Given request:
Extract every entry word for word.

# # # #

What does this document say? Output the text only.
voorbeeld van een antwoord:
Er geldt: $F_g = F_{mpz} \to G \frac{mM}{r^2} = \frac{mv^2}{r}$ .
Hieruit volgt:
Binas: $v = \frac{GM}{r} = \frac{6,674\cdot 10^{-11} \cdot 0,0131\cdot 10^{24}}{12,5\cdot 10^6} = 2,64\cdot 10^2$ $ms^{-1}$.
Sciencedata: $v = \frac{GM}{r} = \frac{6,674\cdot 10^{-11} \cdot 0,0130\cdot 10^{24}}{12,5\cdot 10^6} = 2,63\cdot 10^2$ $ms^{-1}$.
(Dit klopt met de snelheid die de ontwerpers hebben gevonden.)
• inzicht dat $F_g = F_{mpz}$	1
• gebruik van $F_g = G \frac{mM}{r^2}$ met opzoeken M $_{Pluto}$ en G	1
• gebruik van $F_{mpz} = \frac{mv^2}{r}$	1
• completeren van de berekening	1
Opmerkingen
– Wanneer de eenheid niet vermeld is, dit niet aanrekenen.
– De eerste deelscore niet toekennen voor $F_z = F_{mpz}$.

# # # #

Output for this task:
What does this document say? Output the text only.
voorbeeld van een antwoord:
Er geldt: $F_g = F_{mpz} \to G \frac{mM}{r^2} = \frac{mv^2}{r}$ .
Hieruit volgt:
Binas: $v = \frac{GM}{r} = \frac{6,674\cdot 10^{-11} \cdot 0,0131\cdot 10^{24}}{12,5\cdot 10^6} = 2,64\cdot 10^2$ $ms^{-1}$.
Sciencedata: $v = \frac{GM}{r} = \frac{6,674\cdot 10^{-11} \cdot 0,0130\cdot 10^{24}}{12,5\cdot 10^6} = 2,63\cdot 10^2$ $ms^{-1}$.
(Dit klopt met de snelheid die de ontwerpers hebben gevonden.)
• inzicht dat $F_g = F_{mpz}$	1
• gebruik van $F_g = G \frac{mM}{r^2}$ met opzoeken M $_{Pluto}$ en G	1
• gebruik van $F_{mpz} = \frac{mv^2}{r}$	1
• completeren van de berekening	1
Opmerkingen
– Wanneer de eenheid niet vermeld is, dit niet aanrekenen.
– De eerste deelscore niet toekennen voor $F_z = F_{mpz}$.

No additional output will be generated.